* START PROVIDED RECORDS *

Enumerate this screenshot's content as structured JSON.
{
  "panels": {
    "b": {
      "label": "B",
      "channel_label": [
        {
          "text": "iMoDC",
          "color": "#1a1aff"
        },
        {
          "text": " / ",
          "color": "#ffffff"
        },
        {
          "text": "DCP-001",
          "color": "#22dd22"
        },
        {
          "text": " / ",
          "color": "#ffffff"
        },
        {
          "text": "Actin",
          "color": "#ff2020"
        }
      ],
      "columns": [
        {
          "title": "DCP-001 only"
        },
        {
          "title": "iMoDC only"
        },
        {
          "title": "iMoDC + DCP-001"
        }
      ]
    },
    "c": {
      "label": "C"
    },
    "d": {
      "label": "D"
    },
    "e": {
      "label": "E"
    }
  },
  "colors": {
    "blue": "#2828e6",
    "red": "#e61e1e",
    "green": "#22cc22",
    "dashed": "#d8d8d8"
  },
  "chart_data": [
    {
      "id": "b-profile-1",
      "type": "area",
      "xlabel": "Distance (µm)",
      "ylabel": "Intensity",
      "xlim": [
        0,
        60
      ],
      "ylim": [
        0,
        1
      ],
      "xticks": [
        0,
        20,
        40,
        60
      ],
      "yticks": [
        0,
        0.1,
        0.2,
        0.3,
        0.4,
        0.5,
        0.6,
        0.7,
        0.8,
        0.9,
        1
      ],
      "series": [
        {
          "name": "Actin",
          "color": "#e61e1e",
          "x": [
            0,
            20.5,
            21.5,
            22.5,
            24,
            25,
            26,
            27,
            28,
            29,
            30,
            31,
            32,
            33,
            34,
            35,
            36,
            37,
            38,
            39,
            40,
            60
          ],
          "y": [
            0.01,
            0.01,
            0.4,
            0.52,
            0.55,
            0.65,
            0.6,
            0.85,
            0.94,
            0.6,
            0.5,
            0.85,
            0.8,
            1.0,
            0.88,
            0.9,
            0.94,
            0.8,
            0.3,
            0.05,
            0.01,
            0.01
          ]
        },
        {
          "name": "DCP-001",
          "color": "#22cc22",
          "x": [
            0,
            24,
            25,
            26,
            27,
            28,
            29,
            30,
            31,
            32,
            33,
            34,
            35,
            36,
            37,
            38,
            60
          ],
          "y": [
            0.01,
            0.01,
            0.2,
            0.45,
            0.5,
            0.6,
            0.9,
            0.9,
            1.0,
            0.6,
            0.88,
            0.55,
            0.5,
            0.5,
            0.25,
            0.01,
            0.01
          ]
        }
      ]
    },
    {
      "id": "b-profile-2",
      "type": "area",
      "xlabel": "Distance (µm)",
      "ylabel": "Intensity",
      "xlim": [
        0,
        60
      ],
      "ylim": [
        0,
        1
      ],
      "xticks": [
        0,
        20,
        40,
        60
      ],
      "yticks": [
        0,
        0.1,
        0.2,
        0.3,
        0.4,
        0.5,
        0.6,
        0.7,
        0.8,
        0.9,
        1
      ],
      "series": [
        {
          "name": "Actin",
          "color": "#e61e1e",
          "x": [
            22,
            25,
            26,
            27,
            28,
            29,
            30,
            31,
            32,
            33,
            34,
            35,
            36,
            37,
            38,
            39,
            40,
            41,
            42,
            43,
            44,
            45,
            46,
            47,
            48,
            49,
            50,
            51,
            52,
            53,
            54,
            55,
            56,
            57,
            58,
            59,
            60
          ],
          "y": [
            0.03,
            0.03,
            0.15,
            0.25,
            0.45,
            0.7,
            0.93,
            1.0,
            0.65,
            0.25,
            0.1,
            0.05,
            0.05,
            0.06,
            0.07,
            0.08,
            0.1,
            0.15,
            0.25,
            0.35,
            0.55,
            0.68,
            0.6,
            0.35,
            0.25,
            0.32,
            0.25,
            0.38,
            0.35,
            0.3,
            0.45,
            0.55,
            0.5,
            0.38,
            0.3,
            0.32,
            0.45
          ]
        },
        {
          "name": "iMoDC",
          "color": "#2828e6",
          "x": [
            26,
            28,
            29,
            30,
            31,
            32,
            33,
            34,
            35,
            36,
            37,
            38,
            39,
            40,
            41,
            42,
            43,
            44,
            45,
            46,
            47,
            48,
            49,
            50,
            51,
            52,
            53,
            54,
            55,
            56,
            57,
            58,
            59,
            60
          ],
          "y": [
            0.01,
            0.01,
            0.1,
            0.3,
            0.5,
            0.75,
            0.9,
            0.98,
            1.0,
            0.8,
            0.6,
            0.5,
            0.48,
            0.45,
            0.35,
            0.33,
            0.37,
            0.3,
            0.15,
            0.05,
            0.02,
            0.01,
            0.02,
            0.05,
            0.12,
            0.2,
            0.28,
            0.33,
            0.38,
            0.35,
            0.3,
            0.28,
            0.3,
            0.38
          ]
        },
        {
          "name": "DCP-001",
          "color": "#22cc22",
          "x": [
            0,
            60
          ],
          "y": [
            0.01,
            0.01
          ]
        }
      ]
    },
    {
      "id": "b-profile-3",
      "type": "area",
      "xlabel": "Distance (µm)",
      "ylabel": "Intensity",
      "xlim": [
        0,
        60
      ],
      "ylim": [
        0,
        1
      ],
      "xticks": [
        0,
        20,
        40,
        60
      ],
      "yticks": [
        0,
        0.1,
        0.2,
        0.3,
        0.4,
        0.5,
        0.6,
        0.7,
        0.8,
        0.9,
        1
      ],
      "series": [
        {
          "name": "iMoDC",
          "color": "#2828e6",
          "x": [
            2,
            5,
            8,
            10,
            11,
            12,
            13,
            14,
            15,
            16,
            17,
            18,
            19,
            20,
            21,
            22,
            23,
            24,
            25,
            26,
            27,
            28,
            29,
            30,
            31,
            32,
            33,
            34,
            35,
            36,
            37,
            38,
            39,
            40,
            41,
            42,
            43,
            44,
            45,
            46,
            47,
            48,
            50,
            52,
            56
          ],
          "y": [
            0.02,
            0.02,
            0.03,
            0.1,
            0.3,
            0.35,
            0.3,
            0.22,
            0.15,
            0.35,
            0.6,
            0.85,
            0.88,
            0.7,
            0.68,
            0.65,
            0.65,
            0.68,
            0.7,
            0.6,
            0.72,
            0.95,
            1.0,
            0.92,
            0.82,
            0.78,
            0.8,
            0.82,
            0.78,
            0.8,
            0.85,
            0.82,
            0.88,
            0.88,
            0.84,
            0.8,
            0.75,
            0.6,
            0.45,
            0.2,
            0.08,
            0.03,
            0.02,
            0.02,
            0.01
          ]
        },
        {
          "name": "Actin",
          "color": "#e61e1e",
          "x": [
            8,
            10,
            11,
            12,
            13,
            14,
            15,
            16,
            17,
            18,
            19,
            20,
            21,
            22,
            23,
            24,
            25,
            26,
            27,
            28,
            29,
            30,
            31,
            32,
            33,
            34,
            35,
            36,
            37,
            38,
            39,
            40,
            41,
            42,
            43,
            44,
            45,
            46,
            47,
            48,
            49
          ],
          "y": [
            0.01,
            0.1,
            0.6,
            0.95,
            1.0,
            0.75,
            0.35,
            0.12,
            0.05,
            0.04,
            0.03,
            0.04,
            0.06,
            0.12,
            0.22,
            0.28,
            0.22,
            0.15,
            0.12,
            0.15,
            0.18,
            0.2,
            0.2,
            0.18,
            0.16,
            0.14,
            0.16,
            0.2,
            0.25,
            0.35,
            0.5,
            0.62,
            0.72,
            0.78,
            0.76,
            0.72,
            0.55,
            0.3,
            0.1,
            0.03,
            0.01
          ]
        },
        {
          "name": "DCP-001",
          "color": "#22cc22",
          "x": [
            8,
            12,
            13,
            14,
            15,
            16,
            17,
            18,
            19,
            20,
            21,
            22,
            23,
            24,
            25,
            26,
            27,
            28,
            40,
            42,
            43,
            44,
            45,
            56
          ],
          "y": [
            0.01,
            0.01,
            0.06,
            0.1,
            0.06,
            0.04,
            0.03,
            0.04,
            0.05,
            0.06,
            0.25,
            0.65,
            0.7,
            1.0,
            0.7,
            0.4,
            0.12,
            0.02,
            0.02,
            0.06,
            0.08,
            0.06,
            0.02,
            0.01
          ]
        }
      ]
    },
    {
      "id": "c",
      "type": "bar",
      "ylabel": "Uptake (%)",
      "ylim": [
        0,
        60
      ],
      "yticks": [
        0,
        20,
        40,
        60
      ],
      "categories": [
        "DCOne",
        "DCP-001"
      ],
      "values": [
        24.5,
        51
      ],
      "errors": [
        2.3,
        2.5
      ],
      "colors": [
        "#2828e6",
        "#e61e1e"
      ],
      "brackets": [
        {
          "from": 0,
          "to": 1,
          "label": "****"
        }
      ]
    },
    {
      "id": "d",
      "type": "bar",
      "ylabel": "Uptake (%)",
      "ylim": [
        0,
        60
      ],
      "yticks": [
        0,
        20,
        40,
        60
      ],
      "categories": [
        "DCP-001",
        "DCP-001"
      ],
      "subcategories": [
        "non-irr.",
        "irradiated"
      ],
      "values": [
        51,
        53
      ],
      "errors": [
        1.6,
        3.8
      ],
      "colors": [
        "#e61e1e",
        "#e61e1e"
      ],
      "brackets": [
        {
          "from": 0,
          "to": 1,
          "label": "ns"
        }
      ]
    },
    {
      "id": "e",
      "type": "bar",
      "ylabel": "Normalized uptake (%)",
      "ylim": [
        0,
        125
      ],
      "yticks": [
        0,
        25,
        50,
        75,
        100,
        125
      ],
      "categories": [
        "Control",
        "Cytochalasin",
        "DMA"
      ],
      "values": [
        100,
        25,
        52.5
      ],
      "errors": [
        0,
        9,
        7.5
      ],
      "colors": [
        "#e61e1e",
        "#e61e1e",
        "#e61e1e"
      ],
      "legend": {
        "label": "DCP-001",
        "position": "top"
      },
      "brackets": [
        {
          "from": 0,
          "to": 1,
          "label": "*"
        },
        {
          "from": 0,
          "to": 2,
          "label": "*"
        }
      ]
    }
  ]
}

* END PROVIDED RECORDS *

▶ [WHAT IS NEEDED]: Using the entries above, return each line that includes the word "text".

▶ [TASK RESPONSE]:
          "text": "iMoDC",
          "text": " / ",
          "text": "DCP-001",
          "text": " / ",
          "text": "Actin",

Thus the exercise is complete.